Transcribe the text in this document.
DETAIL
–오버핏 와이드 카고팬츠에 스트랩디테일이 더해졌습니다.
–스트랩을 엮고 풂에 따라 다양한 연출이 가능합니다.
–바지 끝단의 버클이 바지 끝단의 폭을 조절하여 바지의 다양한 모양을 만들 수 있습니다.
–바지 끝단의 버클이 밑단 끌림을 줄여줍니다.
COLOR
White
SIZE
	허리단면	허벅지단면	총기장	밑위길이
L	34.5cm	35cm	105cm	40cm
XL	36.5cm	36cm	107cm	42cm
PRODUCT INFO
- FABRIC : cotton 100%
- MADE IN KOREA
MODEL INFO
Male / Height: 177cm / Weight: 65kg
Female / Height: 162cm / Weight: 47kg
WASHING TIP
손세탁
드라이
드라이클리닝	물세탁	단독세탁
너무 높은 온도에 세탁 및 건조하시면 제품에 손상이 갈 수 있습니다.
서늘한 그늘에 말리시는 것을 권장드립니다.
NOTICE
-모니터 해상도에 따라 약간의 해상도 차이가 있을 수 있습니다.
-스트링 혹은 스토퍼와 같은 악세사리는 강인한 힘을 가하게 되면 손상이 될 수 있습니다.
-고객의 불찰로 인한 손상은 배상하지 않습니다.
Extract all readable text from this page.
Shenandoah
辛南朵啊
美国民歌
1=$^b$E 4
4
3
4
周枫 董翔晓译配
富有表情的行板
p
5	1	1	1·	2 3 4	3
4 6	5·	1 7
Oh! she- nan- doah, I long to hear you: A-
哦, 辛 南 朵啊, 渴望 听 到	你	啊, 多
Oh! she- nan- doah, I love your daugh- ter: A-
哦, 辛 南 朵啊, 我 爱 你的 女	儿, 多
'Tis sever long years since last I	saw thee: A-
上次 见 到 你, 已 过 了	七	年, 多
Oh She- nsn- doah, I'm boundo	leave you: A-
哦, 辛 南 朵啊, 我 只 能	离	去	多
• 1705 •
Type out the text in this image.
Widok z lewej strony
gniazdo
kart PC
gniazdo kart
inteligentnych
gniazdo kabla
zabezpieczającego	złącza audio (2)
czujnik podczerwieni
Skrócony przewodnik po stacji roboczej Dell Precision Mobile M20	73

===

Every entry must be quoted exactly as it appears above.

*SOLUTION TO THIS EXERCISE*:
Transcribe the text in this document.
DETAIL
–오버핏 와이드 카고팬츠에 스트랩디테일이 더해졌습니다.
–스트랩을 엮고 풂에 따라 다양한 연출이 가능합니다.
–바지 끝단의 버클이 바지 끝단의 폭을 조절하여 바지의 다양한 모양을 만들 수 있습니다.
–바지 끝단의 버클이 밑단 끌림을 줄여줍니다.
COLOR
White
SIZE
	허리단면	허벅지단면	총기장	밑위길이
L	34.5cm	35cm	105cm	40cm
XL	36.5cm	36cm	107cm	42cm
PRODUCT INFO
- FABRIC : cotton 100%
- MADE IN KOREA
MODEL INFO
Male / Height: 177cm / Weight: 65kg
Female / Height: 162cm / Weight: 47kg
WASHING TIP
손세탁
드라이
드라이클리닝	물세탁	단독세탁
너무 높은 온도에 세탁 및 건조하시면 제품에 손상이 갈 수 있습니다.
서늘한 그늘에 말리시는 것을 권장드립니다.
NOTICE
-모니터 해상도에 따라 약간의 해상도 차이가 있을 수 있습니다.
-스트링 혹은 스토퍼와 같은 악세사리는 강인한 힘을 가하게 되면 손상이 될 수 있습니다.
-고객의 불찰로 인한 손상은 배상하지 않습니다.
Extract all readable text from this page.
Shenandoah
辛南朵啊
美国民歌
1=$^b$E 4
4
3
4
周枫 董翔晓译配
富有表情的行板
p
5	1	1	1·	2 3 4	3
4 6	5·	1 7
Oh! she- nan- doah, I long to hear you: A-
哦, 辛 南 朵啊, 渴望 听 到	你	啊, 多
Oh! she- nan- doah, I love your daugh- ter: A-
哦, 辛 南 朵啊, 我 爱 你的 女	儿, 多
'Tis sever long years since last I	saw thee: A-
上次 见 到 你, 已 过 了	七	年, 多
Oh She- nsn- doah, I'm boundo	leave you: A-
哦, 辛 南 朵啊, 我 只 能	离	去	多
• 1705 •
Type out the text in this image.
Widok z lewej strony
gniazdo
kart PC
gniazdo kart
inteligentnych
gniazdo kabla
zabezpieczającego	złącza audio (2)
czujnik podczerwieni
Skrócony przewodnik po stacji roboczej Dell Precision Mobile M20	73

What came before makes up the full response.